* SHORT TASK *
Pull out every line below that holds the word "района".

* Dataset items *
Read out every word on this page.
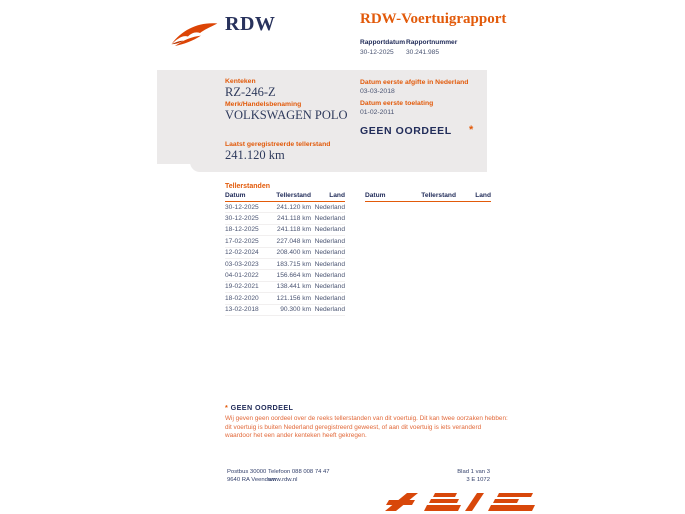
RDW	RDW-Voertuigrapport
Rapportdatum
30-12-2025
Rapportnummer
30.241.985
Kenteken
RZ-246-Z
Merk/Handelsbenaming
VOLKSWAGEN POLO
Laatst geregistreerde tellerstand
241.120 km
Datum eerste afgifte in Nederland
03-03-2018
Datum eerste toelating
01-02-2011
GEEN OORDEEL *
Tellerstanden
Datum	Tellerstand	Land
30-12-2025	241.120 km	Nederland
30-12-2025	241.118 km	Nederland
18-12-2025	241.118 km	Nederland
17-02-2025	227.048 km	Nederland
12-02-2024	208.400 km	Nederland
03-03-2023	183.715 km	Nederland
04-01-2022	156.664 km	Nederland
19-02-2021	138.441 km	Nederland
18-02-2020	121.156 km	Nederland
13-02-2018	90.300 km	Nederland
Datum	Tellerstand	Land
* GEEN OORDEEL
Wij geven geen oordeel over de reeks tellerstanden van dit voertuig. Dit kan twee oorzaken hebben: dit voertuig is buiten Nederland geregistreerd geweest, of aan dit voertuig is iets veranderd waardoor het een ander kenteken heeft gekregen.
Postbus 30000
9640 RA Veendam
Telefoon 088 008 74 47
www.rdw.nl
Blad 1 van 3
3 E 1072
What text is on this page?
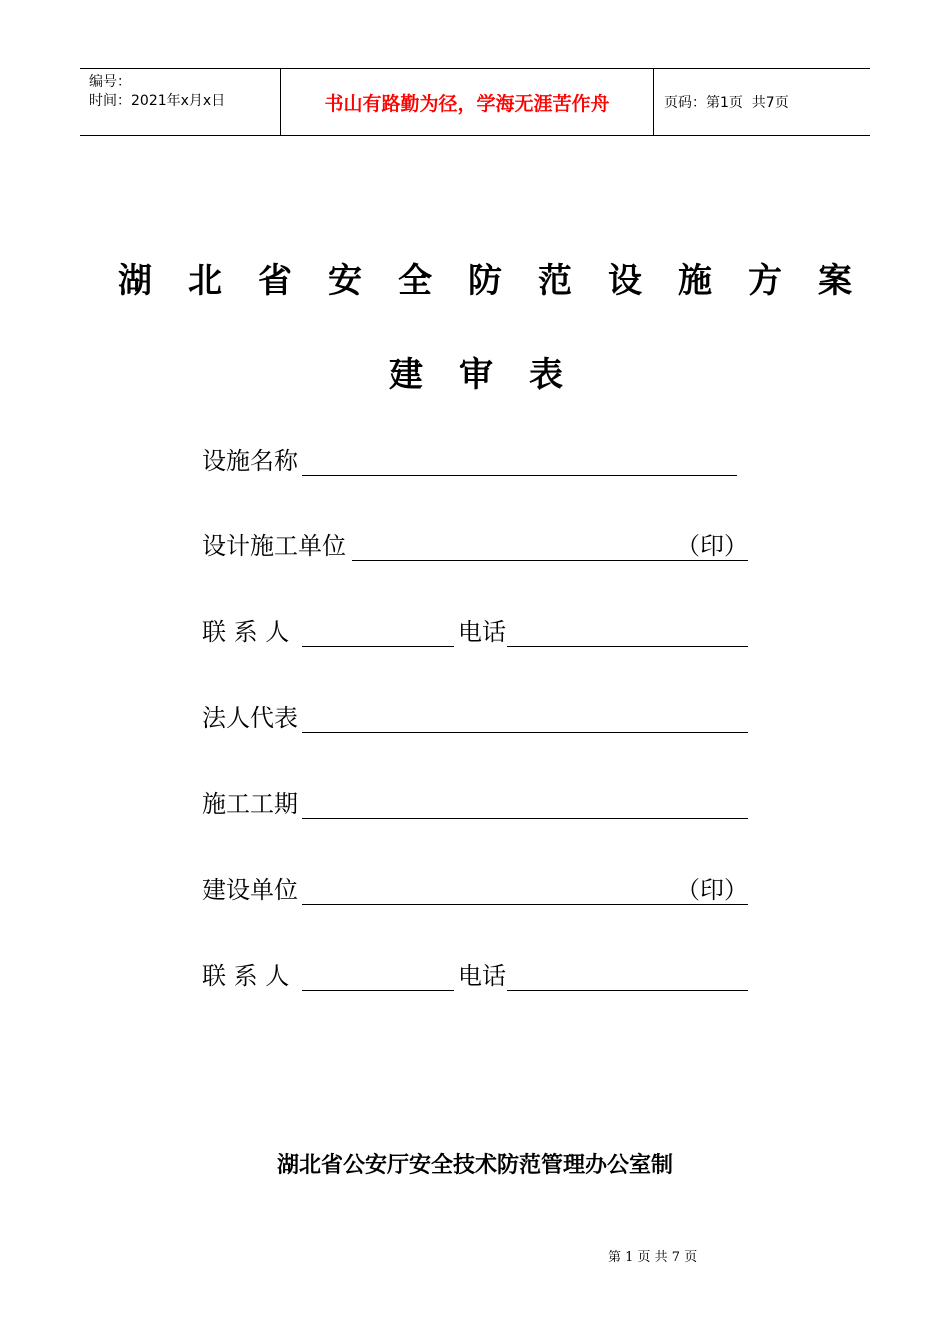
编号：
时间：2021年x月x日	书山有路勤为径，学海无涯苦作舟	页码：第1页  共7页
湖 北 省 安 全 防 范 设 施 方 案
建 审 表
设施名称
设计施工单位	（印）
联 系 人	电话
法人代表
施工工期
建设单位	（印）
联 系 人	电话
湖北省公安厅安全技术防范管理办公室制
第 1 页 共 7 页
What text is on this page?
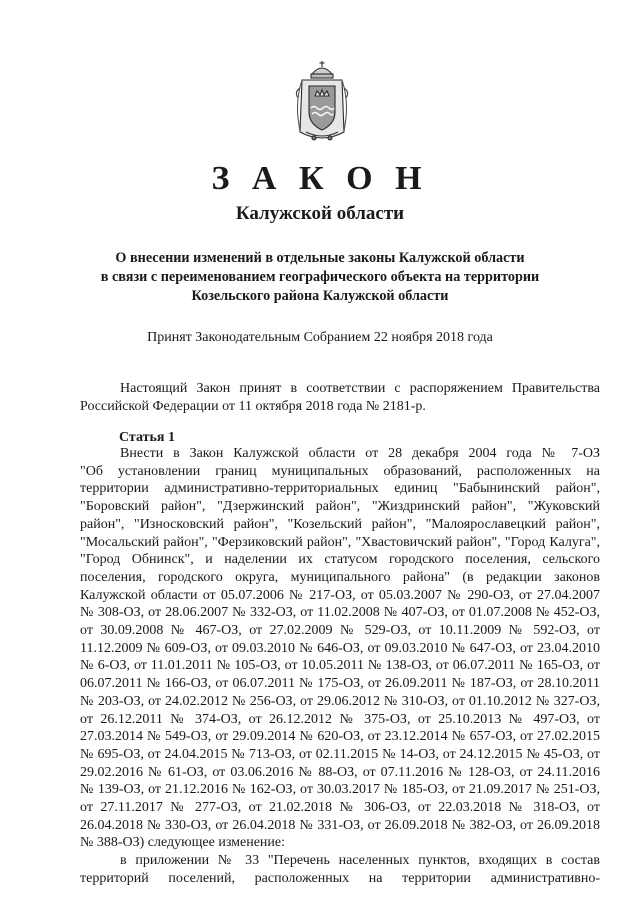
З А К О Н
Калужской области
О внесении изменений в отдельные законы Калужской области
в связи с переименованием географического объекта на территории
Козельского района Калужской области
Принят Законодательным Собранием 22 ноября 2018 года
Настоящий Закон принят в соответствии с распоряжением Правительства
Российской Федерации от 11 октября 2018 года № 2181-р.
Статья 1
Внести в Закон Калужской области от 28 декабря 2004 года № 7-ОЗ
"Об установлении границ муниципальных образований, расположенных на
территории административно-территориальных единиц "Бабынинский район",
"Боровский район", "Дзержинский район", "Жиздринский район", "Жуковский
район", "Износковский район", "Козельский район", "Малоярославецкий район",
"Мосальский район", "Ферзиковский район", "Хвастовичский район", "Город Калуга",
"Город Обнинск", и наделении их статусом городского поселения, сельского
поселения, городского округа, муниципального района" (в редакции законов
Калужской области от 05.07.2006 № 217-ОЗ, от 05.03.2007 № 290-ОЗ, от 27.04.2007
№ 308-ОЗ, от 28.06.2007 № 332-ОЗ, от 11.02.2008 № 407-ОЗ, от 01.07.2008 № 452-ОЗ,
от 30.09.2008 № 467-ОЗ, от 27.02.2009 № 529-ОЗ, от 10.11.2009 № 592-ОЗ, от
11.12.2009 № 609-ОЗ, от 09.03.2010 № 646-ОЗ, от 09.03.2010 № 647-ОЗ, от 23.04.2010
№ 6-ОЗ, от 11.01.2011 № 105-ОЗ, от 10.05.2011 № 138-ОЗ, от 06.07.2011 № 165-ОЗ, от
06.07.2011 № 166-ОЗ, от 06.07.2011 № 175-ОЗ, от 26.09.2011 № 187-ОЗ, от 28.10.2011
№ 203-ОЗ, от 24.02.2012 № 256-ОЗ, от 29.06.2012 № 310-ОЗ, от 01.10.2012 № 327-ОЗ,
от 26.12.2011 № 374-ОЗ, от 26.12.2012 № 375-ОЗ, от 25.10.2013 № 497-ОЗ, от
27.03.2014 № 549-ОЗ, от 29.09.2014 № 620-ОЗ, от 23.12.2014 № 657-ОЗ, от 27.02.2015
№ 695-ОЗ, от 24.04.2015 № 713-ОЗ, от 02.11.2015 № 14-ОЗ, от 24.12.2015 № 45-ОЗ, от
29.02.2016 № 61-ОЗ, от 03.06.2016 № 88-ОЗ, от 07.11.2016 № 128-ОЗ, от 24.11.2016
№ 139-ОЗ, от 21.12.2016 № 162-ОЗ, от 30.03.2017 № 185-ОЗ, от 21.09.2017 № 251-ОЗ,
от 27.11.2017 № 277-ОЗ, от 21.02.2018 № 306-ОЗ, от 22.03.2018 № 318-ОЗ, от
26.04.2018 № 330-ОЗ, от 26.04.2018 № 331-ОЗ, от 26.09.2018 № 382-ОЗ, от 26.09.2018
№ 388-ОЗ) следующее изменение:
в приложении № 33 "Перечень населенных пунктов, входящих в состав
территорий поселений, расположенных на территории административно-
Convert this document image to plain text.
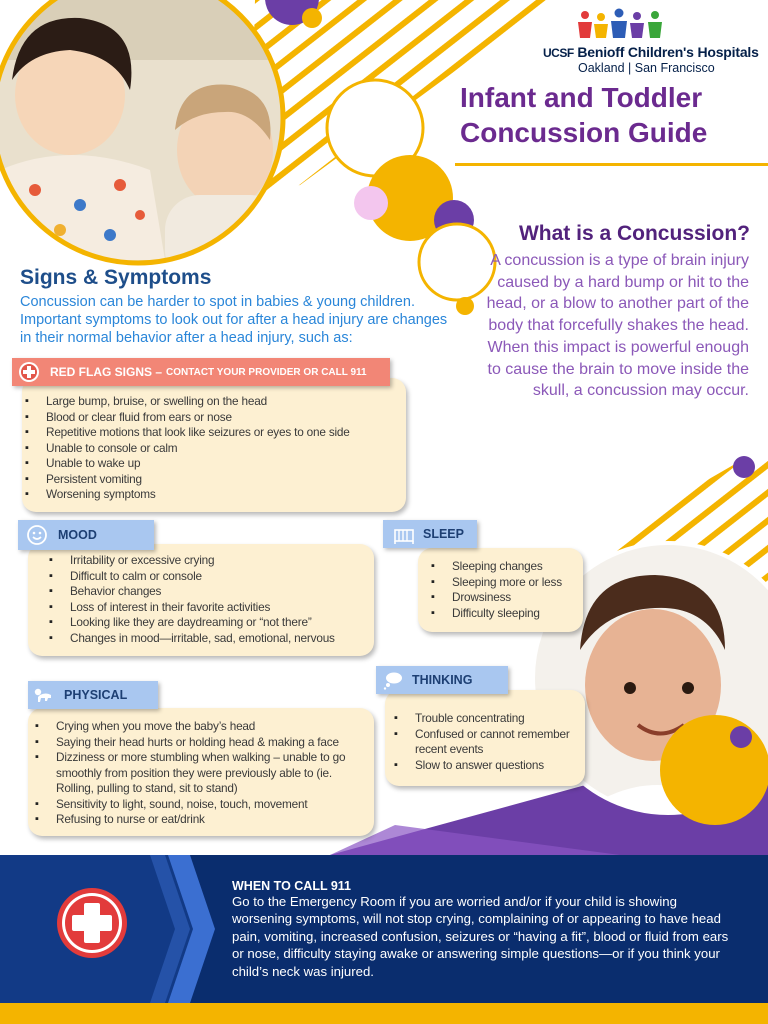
WHEN TO CALL 911
Go to the Emergency Room if you are worried and/or if your child is showing worsening symptoms, will not stop crying, complaining of or appearing to have head pain, vomiting, increased confusion, seizures or “having a fit”, blood or fluid from ears or nose, difficulty staying awake or answering simple questions—or if you think your child’s neck was injured.
UCSF Benioff Children's Hospitals
Oakland | San Francisco
Infant and Toddler
Concussion Guide
What is a Concussion?
A concussion is a type of brain injury caused by a hard bump or hit to the head, or a blow to another part of the body that forcefully shakes the head. When this impact is powerful enough to cause the brain to move inside the skull, a concussion may occur.
Signs & Symptoms
Concussion can be harder to spot in babies & young children. Important symptoms to look out for after a head injury are changes in their normal behavior after a head injury, such as:
▪ Large bump, bruise, or swelling on the head
▪ Blood or clear fluid from ears or nose
▪ Repetitive motions that look like seizures or eyes to one side
▪ Unable to console or calm
▪ Unable to wake up
▪ Persistent vomiting
▪ Worsening symptoms
RED FLAG SIGNS – CONTACT YOUR PROVIDER OR CALL 911
▪ Irritability or excessive crying
▪ Difficult to calm or console
▪ Behavior changes
▪ Loss of interest in their favorite activities
▪ Looking like they are daydreaming or “not there”
▪ Changes in mood—irritable, sad, emotional, nervous
MOOD
▪ Sleeping changes
▪ Sleeping more or less
▪ Drowsiness
▪ Difficulty sleeping
SLEEP
▪ Crying when you move the baby’s head
▪ Saying their head hurts or holding head & making a face
▪ Dizziness or more stumbling when walking – unable to go smoothly from position they were previously able to (ie. Rolling, pulling to stand, sit to stand)
▪ Sensitivity to light, sound, noise, touch, movement
▪ Refusing to nurse or eat/drink
PHYSICAL
▪ Trouble concentrating
▪ Confused or cannot remember recent events
▪ Slow to answer questions
THINKING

* REPLY TO THE TASK *
Козельского района Калужской области
поселения, городского округа, муниципального района" (в редакции законов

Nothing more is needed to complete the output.